● Data records:
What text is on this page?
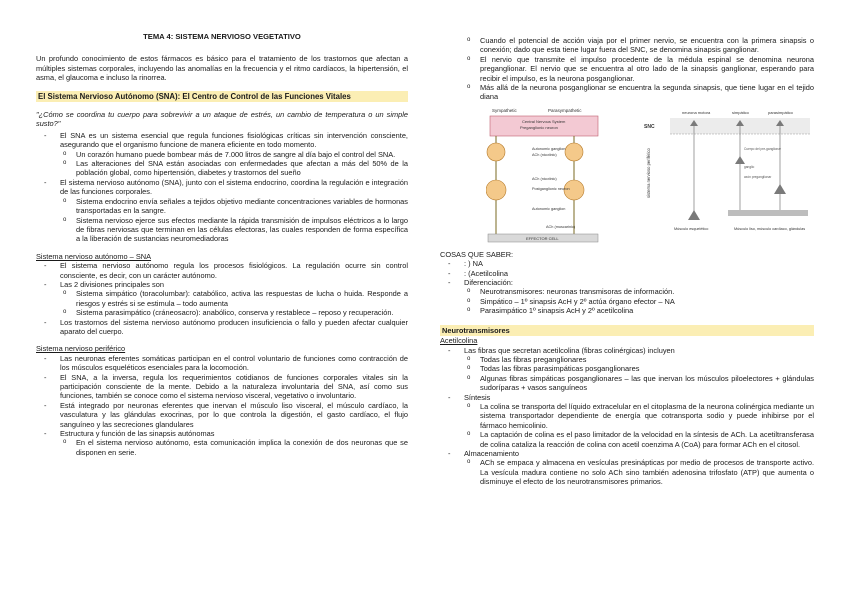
TEMA 4: SISTEMA NERVIOSO VEGETATIVO

Un profundo conocimiento de estos fármacos es básico para el tratamiento de los trastornos que afectan a múltiples sistemas corporales, incluyendo las anomalías en la frecuencia y el ritmo cardíacos, la hipertensión, el asma, el glaucoma e incluso la rinorrea.

El Sistema Nervioso Autónomo (SNA): El Centro de Control de las Funciones Vitales

"¿Cómo se coordina tu cuerpo para sobrevivir a un ataque de estrés, un cambio de temperatura o un simple susto?"

- El SNA es un sistema esencial que regula funciones fisiológicas críticas sin intervención consciente, asegurando que el organismo funcione de manera eficiente en todo momento.
o Un corazón humano puede bombear más de 7.000 litros de sangre al día bajo el control del SNA.
o Las alteraciones del SNA están asociadas con enfermedades que afectan a más del 50% de la población global, como hipertensión, diabetes y trastornos del sueño
- El sistema nervioso autónomo (SNA), junto con el sistema endocrino, coordina la regulación e integración de las funciones corporales.
o Sistema endocrino envía señales a tejidos objetivo mediante concentraciones variables de hormonas transportadas en la sangre.
o Sistema nervioso ejerce sus efectos mediante la rápida transmisión de impulsos eléctricos a lo largo de fibras nerviosas que terminan en las células efectoras, las cuales responden de forma específica a la liberación de sustancias neuromediadoras
Sistema nervioso autónomo – SNA
- El sistema nervioso autónomo regula los procesos fisiológicos. La regulación ocurre sin control consciente, es decir, con un carácter autónomo.
- Las 2 divisiones principales son
o Sistema simpático (toracolumbar): catabólico, activa las respuestas de lucha o huida. Responde a riesgos y estrés si se estimula – todo aumenta
o Sistema parasimpático (cráneosacro): anabólico, conserva y restablece – reposo y recuperación.
- Los trastornos del sistema nervioso autónomo producen insuficiencia o fallo y pueden afectar cualquier aparato del cuerpo.
Sistema nervioso periférico
- Las neuronas eferentes somáticas participan en el control voluntario de funciones como contracción de los músculos esqueléticos esenciales para la locomoción.
- El SNA, a la inversa, regula los requerimientos cotidianos de funciones corporales vitales sin la participación consciente de la mente. Debido a la naturaleza involuntaria del SNA, así como sus funciones, también se conoce como el sistema nervioso visceral, vegetativo o involuntario.
- Está integrado por neuronas eferentes que inervan el músculo liso visceral, el músculo cardíaco, la vasculatura y las glándulas exocrinas, por lo que controla la digestión, el gasto cardíaco, el flujo sanguíneo y las secreciones glandulares
- Estructura y función de las sinapsis autónomas
o En el sistema nervioso autónomo, esta comunicación implica la conexión de dos neuronas que se disponen en serie.
o Cuando el potencial de acción viaja por el primer nervio, se encuentra con la primera sinapsis o conexión; dado que esta tiene lugar fuera del SNC, se denomina sinapsis ganglionar.
o El nervio que transmite el impulso procedente de la médula espinal se denomina neurona preganglionar. El nervio que se encuentra al otro lado de la sinapsis ganglionar, esperando para recibir el impulso, es la neurona posganglionar.
o Más allá de la neurona posganglionar se encuentra la segunda sinapsis, que tiene lugar en el tejido diana
Sympathetic	Parasympathetic
Central Nervous System
Preganglionic neuron
Autonomic ganglion
ACh (nicotinic)
ACh (nicotinic)
Postganglionic neuron
Autonomic ganglion
ACh (muscarinic)
EFFECTOR CELL
neurona motora	simpático	parasimpático
SNC
sistema nervioso periférico	Cuerpo del pre-ganglionar
axón preganglionar
ganglio
Músculo esquelético	Músculo liso, músculo cardíaco, glándulas
COSAS QUE SABER:
- : ) NA
- : (Acetilcolina
- Diferenciación:
o Neurotransmisores: neuronas transmisoras de información.
o Simpático – 1º sinapsis AcH y 2º actúa órgano efector – NA
o Parasimpático 1º sinapsis AcH y 2º acetilcolina
Neurotransmisores
Acetilcolina
- Las fibras que secretan acetilcolina (fibras colinérgicas) incluyen
o Todas las fibras preganglionares
o Todas las fibras parasimpáticas posganglionares
o Algunas fibras simpáticas posganglionares – las que inervan los músculos piloelectores + glándulas sudoríparas + vasos sanguíneos
- Síntesis
o La colina se transporta del líquido extracelular en el citoplasma de la neurona colinérgica mediante un sistema transportador dependiente de energía que cotransporta sodio y puede inhibirse por el fármaco hemicolinio.
o La captación de colina es el paso limitador de la velocidad en la síntesis de ACh. La acetiltransferasa de colina cataliza la reacción de colina con acetil coenzima A (CoA) para formar ACh en el citosol.
- Almacenamiento
o ACh se empaca y almacena en vesículas presinápticas por medio de procesos de transporte activo. La vesícula madura contiene no solo ACh sino también adenosina trifosfato (ATP) que aumenta o disminuye el efecto de los neurotransmisores primarios.
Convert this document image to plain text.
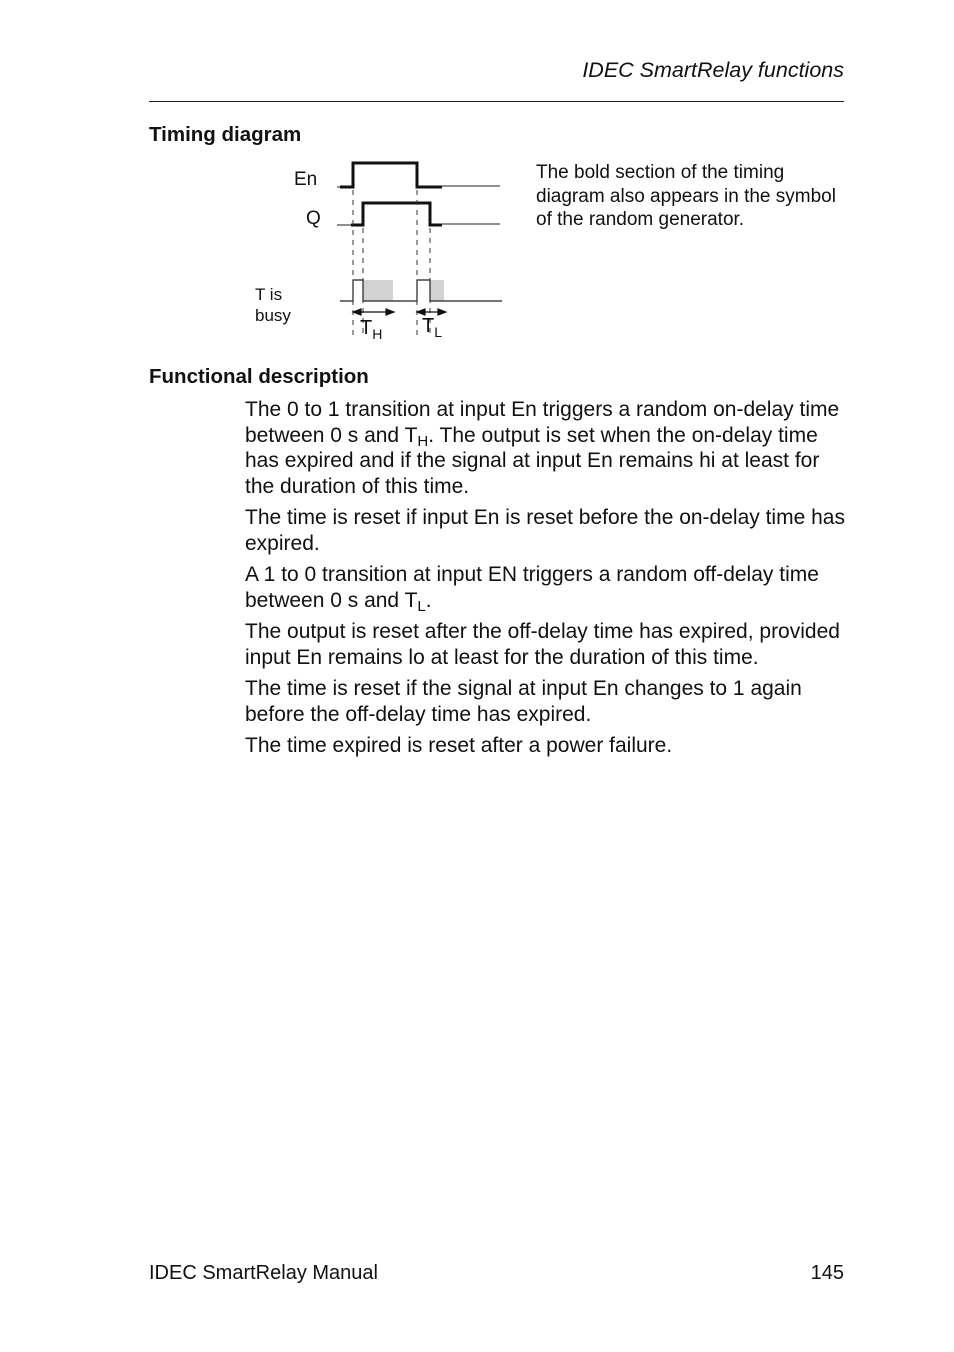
IDEC SmartRelay functions
Timing diagram
En
Q
T is
busy
$T_H$ $T_L$
The bold section of the timing diagram also appears in the symbol of the random generator.
Functional description

The 0 to 1 transition at input En triggers a random on-delay time between 0 s and $T_H$. The output is set when the on-delay time has expired and if the signal at input En remains hi at least for the duration of this time.

The time is reset if input En is reset before the on-delay time has expired.

A 1 to 0 transition at input EN triggers a random off-delay time between 0 s and $T_L$.

The output is reset after the off-delay time has expired, provided input En remains lo at least for the duration of this time.

The time is reset if the signal at input En changes to 1 again before the off-delay time has expired.

The time expired is reset after a power failure.

IDEC SmartRelay Manual	145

● Challenge:
Using the records above, copy every line that has the word "afectan" in it.

● Completed exercise:
Un profundo conocimiento de estos fármacos es básico para el tratamiento de los trastornos que afectan a múltiples sistemas corporales, incluyendo las anomalías en la frecuencia y el ritmo cardíacos, la hipertensión, el asma, el glaucoma e incluso la rinorrea.
o Las alteraciones del SNA están asociadas con enfermedades que afectan a más del 50% de la población global, como hipertensión, diabetes y trastornos del sueño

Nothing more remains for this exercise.